EXERCISE REQUIREMENTS » Gather all lines in the records below that include the word "Kategori".
··· EXERCISE DATA ···
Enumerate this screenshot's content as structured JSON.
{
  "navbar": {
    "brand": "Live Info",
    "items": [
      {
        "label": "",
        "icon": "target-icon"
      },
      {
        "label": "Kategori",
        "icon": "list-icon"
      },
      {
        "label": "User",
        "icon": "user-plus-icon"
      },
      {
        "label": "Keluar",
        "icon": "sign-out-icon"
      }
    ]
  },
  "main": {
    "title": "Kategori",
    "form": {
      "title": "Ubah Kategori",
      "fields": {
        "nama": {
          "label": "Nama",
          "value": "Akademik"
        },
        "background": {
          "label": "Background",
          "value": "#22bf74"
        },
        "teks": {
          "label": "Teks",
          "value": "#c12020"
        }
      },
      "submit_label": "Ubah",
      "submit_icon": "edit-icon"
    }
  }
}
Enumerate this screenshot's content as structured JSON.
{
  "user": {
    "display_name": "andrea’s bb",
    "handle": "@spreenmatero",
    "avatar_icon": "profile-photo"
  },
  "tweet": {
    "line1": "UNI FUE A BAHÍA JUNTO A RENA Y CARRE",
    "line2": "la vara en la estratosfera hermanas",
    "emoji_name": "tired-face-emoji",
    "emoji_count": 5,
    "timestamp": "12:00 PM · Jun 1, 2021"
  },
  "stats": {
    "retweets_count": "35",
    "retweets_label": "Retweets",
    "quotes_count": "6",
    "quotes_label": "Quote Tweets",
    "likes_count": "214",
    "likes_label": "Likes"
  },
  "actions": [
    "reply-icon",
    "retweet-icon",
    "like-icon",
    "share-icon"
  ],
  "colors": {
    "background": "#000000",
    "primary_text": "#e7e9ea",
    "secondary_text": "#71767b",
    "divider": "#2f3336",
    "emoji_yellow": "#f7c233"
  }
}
···
RESULT »
        "label": "Kategori",
    "title": "Kategori",
      "title": "Ubah Kategori",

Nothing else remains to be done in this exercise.